What the task requires -
Repeat the material exactly, leaving nothing out.

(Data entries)
====

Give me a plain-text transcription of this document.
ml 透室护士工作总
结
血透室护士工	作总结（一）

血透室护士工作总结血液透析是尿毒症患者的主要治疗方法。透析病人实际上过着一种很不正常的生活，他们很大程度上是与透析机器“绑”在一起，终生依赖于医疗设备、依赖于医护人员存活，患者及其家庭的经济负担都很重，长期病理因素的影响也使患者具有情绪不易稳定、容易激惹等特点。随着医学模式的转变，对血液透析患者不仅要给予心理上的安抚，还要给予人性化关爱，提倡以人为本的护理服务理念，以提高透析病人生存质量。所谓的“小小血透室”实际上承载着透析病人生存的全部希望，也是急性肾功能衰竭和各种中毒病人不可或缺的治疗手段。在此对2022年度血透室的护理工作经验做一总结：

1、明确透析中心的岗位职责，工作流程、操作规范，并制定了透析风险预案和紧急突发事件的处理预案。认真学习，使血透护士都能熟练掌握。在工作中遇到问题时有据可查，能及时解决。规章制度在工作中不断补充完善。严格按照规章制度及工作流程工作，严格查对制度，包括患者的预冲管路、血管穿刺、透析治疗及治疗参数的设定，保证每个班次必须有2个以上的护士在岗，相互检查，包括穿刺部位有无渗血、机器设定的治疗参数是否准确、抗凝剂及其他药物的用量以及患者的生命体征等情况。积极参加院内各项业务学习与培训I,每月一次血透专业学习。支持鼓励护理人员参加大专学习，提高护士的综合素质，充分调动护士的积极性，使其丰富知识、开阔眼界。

====

Output for this exercise -
Give me a plain-text transcription of this document.
ml 透室护士工作总
结
血透室护士工	作总结（一）

血透室护士工作总结血液透析是尿毒症患者的主要治疗方法。透析病人实际上过着一种很不正常的生活，他们很大程度上是与透析机器“绑”在一起，终生依赖于医疗设备、依赖于医护人员存活，患者及其家庭的经济负担都很重，长期病理因素的影响也使患者具有情绪不易稳定、容易激惹等特点。随着医学模式的转变，对血液透析患者不仅要给予心理上的安抚，还要给予人性化关爱，提倡以人为本的护理服务理念，以提高透析病人生存质量。所谓的“小小血透室”实际上承载着透析病人生存的全部希望，也是急性肾功能衰竭和各种中毒病人不可或缺的治疗手段。在此对2022年度血透室的护理工作经验做一总结：

1、明确透析中心的岗位职责，工作流程、操作规范，并制定了透析风险预案和紧急突发事件的处理预案。认真学习，使血透护士都能熟练掌握。在工作中遇到问题时有据可查，能及时解决。规章制度在工作中不断补充完善。严格按照规章制度及工作流程工作，严格查对制度，包括患者的预冲管路、血管穿刺、透析治疗及治疗参数的设定，保证每个班次必须有2个以上的护士在岗，相互检查，包括穿刺部位有无渗血、机器设定的治疗参数是否准确、抗凝剂及其他药物的用量以及患者的生命体征等情况。积极参加院内各项业务学习与培训I,每月一次血透专业学习。支持鼓励护理人员参加大专学习，提高护士的综合素质，充分调动护士的积极性，使其丰富知识、开阔眼界。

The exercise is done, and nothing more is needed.